** start DATA SHOWN **

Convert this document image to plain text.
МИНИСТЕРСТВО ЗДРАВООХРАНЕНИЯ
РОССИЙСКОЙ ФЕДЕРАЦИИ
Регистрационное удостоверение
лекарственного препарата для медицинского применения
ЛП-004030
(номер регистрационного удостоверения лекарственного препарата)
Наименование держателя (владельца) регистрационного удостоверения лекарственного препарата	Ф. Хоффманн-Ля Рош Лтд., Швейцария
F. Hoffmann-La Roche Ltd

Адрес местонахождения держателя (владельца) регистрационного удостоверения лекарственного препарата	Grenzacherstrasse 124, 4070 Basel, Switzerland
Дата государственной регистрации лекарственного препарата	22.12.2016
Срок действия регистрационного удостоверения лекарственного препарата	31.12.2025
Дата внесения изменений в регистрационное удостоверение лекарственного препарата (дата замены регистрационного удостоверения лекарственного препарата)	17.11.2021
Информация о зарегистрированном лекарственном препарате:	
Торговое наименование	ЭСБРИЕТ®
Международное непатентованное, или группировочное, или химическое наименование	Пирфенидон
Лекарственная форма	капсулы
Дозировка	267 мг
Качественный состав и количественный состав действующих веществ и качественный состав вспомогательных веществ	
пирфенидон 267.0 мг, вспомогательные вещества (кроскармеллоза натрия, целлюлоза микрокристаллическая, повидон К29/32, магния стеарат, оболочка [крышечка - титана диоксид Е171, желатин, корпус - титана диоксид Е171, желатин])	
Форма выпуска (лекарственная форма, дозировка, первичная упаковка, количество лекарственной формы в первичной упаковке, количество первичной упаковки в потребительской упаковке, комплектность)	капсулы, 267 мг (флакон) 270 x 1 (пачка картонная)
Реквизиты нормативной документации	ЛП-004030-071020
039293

** end DATA SHOWN **

## WHAT NEEDS TO BE DONE
Your answer should be a single number: the count of lines that contain "капсулы".

## TASK RESULT
2